## Task goal
Retype all the entries word for word, but omit the pictures.

Dataset records

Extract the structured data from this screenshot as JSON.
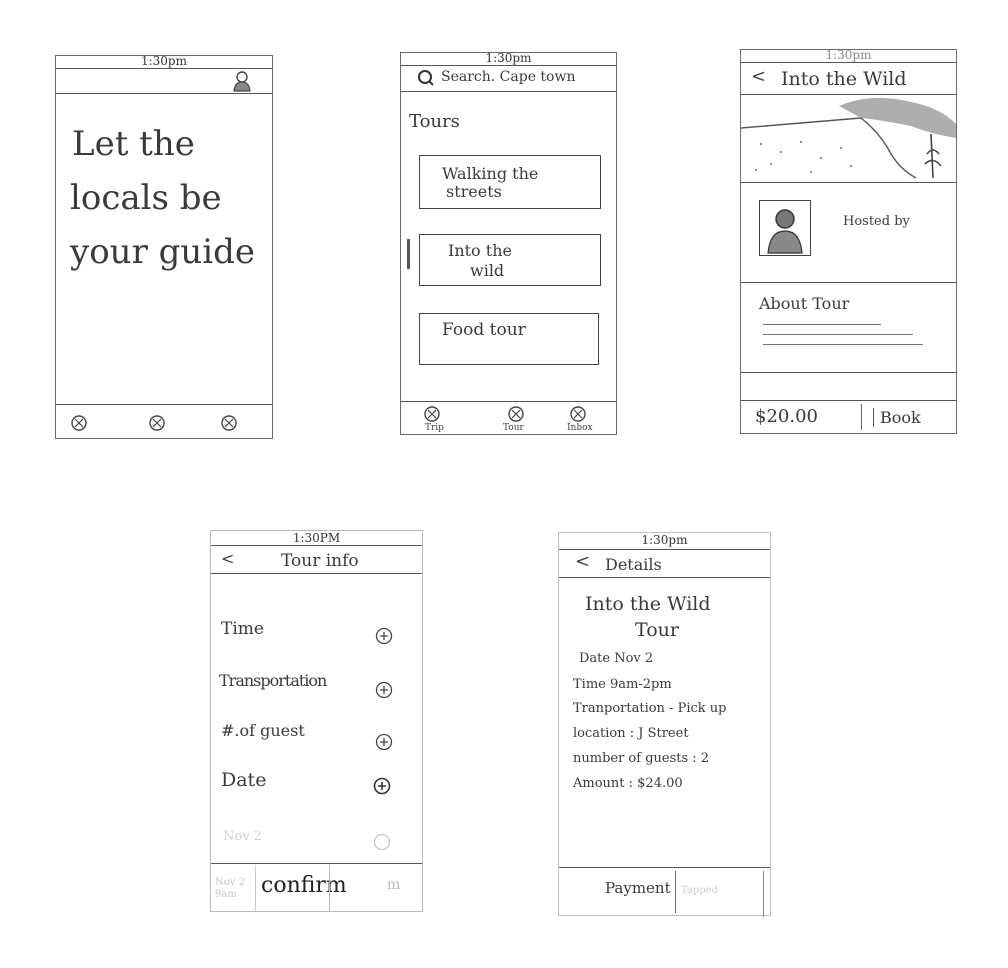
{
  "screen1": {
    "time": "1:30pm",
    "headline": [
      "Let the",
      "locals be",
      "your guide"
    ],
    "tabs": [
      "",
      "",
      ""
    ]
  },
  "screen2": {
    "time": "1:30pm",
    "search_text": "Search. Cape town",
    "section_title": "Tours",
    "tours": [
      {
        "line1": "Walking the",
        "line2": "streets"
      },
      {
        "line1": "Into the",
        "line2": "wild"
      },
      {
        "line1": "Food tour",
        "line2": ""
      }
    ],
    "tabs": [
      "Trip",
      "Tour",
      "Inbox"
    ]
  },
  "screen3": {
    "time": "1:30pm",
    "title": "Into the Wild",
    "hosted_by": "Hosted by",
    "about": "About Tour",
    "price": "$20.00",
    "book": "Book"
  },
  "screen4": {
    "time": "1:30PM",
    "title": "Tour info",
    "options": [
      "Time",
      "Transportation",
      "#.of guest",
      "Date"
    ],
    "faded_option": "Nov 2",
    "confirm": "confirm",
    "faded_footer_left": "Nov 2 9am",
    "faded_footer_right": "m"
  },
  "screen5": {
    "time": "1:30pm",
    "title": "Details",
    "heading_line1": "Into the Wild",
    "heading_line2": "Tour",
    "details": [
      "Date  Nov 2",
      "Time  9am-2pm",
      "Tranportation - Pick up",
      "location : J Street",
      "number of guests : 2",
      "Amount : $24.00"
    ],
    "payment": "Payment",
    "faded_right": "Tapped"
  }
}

## Finished answer
Extract the structured data from this screenshot as JSON.
{
  "screen1": {
    "time": "1:30pm",
    "headline": [
      "Let the",
      "locals be",
      "your guide"
    ],
    "tabs": [
      "",
      "",
      ""
    ]
  },
  "screen2": {
    "time": "1:30pm",
    "search_text": "Search. Cape town",
    "section_title": "Tours",
    "tours": [
      {
        "line1": "Walking the",
        "line2": "streets"
      },
      {
        "line1": "Into the",
        "line2": "wild"
      },
      {
        "line1": "Food tour",
        "line2": ""
      }
    ],
    "tabs": [
      "Trip",
      "Tour",
      "Inbox"
    ]
  },
  "screen3": {
    "time": "1:30pm",
    "title": "Into the Wild",
    "hosted_by": "Hosted by",
    "about": "About Tour",
    "price": "$20.00",
    "book": "Book"
  },
  "screen4": {
    "time": "1:30PM",
    "title": "Tour info",
    "options": [
      "Time",
      "Transportation",
      "#.of guest",
      "Date"
    ],
    "faded_option": "Nov 2",
    "confirm": "confirm",
    "faded_footer_left": "Nov 2 9am",
    "faded_footer_right": "m"
  },
  "screen5": {
    "time": "1:30pm",
    "title": "Details",
    "heading_line1": "Into the Wild",
    "heading_line2": "Tour",
    "details": [
      "Date  Nov 2",
      "Time  9am-2pm",
      "Tranportation - Pick up",
      "location : J Street",
      "number of guests : 2",
      "Amount : $24.00"
    ],
    "payment": "Payment",
    "faded_right": "Tapped"
  }
}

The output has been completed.